There’s something else Jesus wants us to see before he performs his miracle; namely, his crucifixion and death are just over the horizon. Verses 4-5, “We must work the works of him who sent me while it is day; night is coming, when no one can work. As long as I am in the world, I am the light of the world.” The picture is that Jesus, in his personal presence on earth, is the Light of the world—he is the one shining in the midst of the world’s darkness (cf. 1:9-13; 8:12). But there’s coming a day when night will fall, such that even the darkness swallows up the Light. In fact, that’s exactly the way John portrays the betrayal of Jesus by Judas—in 13:30, Judas goes out to betray Jesus and the text reads, “and it was night.” So night is coming when the Light of the world will be snuffed out. The whole world system of sin and death and spiritual darkness will swallow up the Light of the world—but not forever; only for three days will it swallow Jesus up, praise be to God.

PROBLEMS TO SOLVE:
**1)** Rewrite the records from their first line through the line that contains "274, 38, 294]", replacing "sidebar-item-label" with "nav-item-label" and leaving everything else unchanged.
**2)** Carry on the sermon passage about Jesus as the Light of the world from the point where it stops.

Entries taken from a collection

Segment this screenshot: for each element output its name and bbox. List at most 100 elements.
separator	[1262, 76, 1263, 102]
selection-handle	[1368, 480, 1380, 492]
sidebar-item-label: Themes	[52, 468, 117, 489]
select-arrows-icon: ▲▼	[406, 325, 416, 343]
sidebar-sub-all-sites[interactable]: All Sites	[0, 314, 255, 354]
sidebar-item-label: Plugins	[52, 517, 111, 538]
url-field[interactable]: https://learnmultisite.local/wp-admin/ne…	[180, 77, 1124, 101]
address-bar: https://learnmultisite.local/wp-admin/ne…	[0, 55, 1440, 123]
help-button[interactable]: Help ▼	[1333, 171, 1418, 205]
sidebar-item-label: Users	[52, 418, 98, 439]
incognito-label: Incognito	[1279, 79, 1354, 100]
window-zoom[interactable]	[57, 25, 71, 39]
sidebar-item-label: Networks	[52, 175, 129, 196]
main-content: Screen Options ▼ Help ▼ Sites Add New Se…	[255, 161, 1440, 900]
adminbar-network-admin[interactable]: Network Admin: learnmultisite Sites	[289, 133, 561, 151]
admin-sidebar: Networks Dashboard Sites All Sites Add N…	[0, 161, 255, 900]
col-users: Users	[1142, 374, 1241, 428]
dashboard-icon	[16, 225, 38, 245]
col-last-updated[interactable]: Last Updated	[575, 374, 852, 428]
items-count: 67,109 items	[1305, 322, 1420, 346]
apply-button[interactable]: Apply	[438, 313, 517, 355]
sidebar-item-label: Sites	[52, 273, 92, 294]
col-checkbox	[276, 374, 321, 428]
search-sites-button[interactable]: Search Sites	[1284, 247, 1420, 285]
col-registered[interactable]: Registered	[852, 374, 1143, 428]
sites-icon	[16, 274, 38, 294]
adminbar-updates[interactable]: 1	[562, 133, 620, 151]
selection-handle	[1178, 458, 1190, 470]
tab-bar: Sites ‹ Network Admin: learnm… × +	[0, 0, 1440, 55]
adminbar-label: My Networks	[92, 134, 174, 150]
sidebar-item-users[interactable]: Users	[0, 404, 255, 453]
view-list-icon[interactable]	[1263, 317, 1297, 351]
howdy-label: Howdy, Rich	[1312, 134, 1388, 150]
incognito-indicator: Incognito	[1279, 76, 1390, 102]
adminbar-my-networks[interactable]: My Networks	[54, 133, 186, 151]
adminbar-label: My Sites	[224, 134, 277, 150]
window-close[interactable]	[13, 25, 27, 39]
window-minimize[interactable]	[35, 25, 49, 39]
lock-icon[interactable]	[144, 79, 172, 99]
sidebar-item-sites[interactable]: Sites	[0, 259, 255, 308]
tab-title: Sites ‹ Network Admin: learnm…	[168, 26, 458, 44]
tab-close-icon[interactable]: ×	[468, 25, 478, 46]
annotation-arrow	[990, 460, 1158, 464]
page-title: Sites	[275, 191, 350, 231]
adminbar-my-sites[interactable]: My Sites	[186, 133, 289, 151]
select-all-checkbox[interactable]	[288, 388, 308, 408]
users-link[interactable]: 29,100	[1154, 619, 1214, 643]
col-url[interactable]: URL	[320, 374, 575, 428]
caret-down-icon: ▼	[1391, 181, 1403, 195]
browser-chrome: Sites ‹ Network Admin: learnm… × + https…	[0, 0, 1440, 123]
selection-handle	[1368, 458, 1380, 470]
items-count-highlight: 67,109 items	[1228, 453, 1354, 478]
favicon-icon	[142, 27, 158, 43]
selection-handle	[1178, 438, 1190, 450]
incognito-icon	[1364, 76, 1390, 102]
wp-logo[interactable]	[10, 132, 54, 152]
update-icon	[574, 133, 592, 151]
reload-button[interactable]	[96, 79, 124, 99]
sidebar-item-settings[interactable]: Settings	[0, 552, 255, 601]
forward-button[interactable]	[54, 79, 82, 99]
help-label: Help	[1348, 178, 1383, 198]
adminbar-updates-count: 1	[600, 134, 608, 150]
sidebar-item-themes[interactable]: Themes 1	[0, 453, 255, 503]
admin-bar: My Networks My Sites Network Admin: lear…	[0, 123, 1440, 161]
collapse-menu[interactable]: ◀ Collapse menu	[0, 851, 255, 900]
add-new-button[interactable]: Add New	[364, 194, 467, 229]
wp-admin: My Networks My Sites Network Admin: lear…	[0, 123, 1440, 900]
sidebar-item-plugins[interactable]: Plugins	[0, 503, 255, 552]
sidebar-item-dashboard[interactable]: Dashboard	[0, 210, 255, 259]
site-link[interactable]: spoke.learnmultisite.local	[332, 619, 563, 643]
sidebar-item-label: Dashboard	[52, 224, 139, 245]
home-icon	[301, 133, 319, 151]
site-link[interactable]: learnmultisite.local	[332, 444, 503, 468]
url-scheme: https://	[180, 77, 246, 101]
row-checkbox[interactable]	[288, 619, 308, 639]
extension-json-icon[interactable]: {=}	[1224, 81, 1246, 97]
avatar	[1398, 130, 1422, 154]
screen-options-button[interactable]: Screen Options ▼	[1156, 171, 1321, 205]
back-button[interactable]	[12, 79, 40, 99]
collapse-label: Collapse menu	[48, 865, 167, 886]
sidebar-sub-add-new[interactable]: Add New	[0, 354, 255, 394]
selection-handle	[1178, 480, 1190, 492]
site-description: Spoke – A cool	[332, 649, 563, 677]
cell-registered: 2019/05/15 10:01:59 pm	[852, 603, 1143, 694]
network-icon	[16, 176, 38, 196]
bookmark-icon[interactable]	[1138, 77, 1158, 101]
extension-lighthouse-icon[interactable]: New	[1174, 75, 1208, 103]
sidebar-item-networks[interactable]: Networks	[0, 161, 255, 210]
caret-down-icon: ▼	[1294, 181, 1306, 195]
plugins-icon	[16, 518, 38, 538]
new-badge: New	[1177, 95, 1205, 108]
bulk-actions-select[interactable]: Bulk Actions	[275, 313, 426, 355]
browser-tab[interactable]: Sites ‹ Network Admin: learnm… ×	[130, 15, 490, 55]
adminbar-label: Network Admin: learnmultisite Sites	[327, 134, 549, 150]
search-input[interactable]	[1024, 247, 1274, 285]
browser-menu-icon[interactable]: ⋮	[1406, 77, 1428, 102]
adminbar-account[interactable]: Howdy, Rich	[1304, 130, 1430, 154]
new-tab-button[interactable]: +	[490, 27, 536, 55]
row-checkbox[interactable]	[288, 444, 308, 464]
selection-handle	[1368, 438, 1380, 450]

OUTPUTS FOR THE TASKS:
**1)**
Segment this screenshot: for each element output its name and bbox. List at most 100 elements.
separator	[1262, 76, 1263, 102]
selection-handle	[1368, 480, 1380, 492]
nav-item-label: Themes	[52, 468, 117, 489]
select-arrows-icon: ▲▼	[406, 325, 416, 343]
sidebar-sub-all-sites[interactable]: All Sites	[0, 314, 255, 354]
nav-item-label: Plugins	[52, 517, 111, 538]
url-field[interactable]: https://learnmultisite.local/wp-admin/ne…	[180, 77, 1124, 101]
address-bar: https://learnmultisite.local/wp-admin/ne…	[0, 55, 1440, 123]
help-button[interactable]: Help ▼	[1333, 171, 1418, 205]
nav-item-label: Users	[52, 418, 98, 439]
incognito-label: Incognito	[1279, 79, 1354, 100]
window-zoom[interactable]	[57, 25, 71, 39]
nav-item-label: Networks	[52, 175, 129, 196]
main-content: Screen Options ▼ Help ▼ Sites Add New Se…	[255, 161, 1440, 900]
adminbar-network-admin[interactable]: Network Admin: learnmultisite Sites	[289, 133, 561, 151]
admin-sidebar: Networks Dashboard Sites All Sites Add N…	[0, 161, 255, 900]
col-users: Users	[1142, 374, 1241, 428]
dashboard-icon	[16, 225, 38, 245]
col-last-updated[interactable]: Last Updated	[575, 374, 852, 428]
items-count: 67,109 items	[1305, 322, 1420, 346]
apply-button[interactable]: Apply	[438, 313, 517, 355]
nav-item-label: Sites	[52, 273, 92, 294]
col-checkbox	[276, 374, 321, 428]
search-sites-button[interactable]: Search Sites	[1284, 247, 1420, 285]
col-registered[interactable]: Registered	[852, 374, 1143, 428]
sites-icon	[16, 274, 38, 294]

**2)**
Surrendering himself to the darkness of sin and death, letting them swallow him up in the crucifixion was something Jesus chose to do—came to do out of his love for the Father and his Father’s love for us—so that he might save us from the darkness and the blindness that we could never escape on our own. He alone had the power to enter the dungeon of death, slay the power of sin, and rise victorious over the grave (cf. Rom 6:1-14). The crucifixion of the Son of God is the darkest moment in world history, and yet in it we find the brightest triumph of all history—God almighty forgiving sinners from their spiritual corruption and freeing them from bondage to darkness, then confirmed by the resurrection. That cross is just over the horizon, and Jesus wants all his disciples to see this miracle in that light—in light of his journey to the cross where he defeats the darkness for those who follow him.
(3) God sent Jesus into the world to give multitudes spiritual sight.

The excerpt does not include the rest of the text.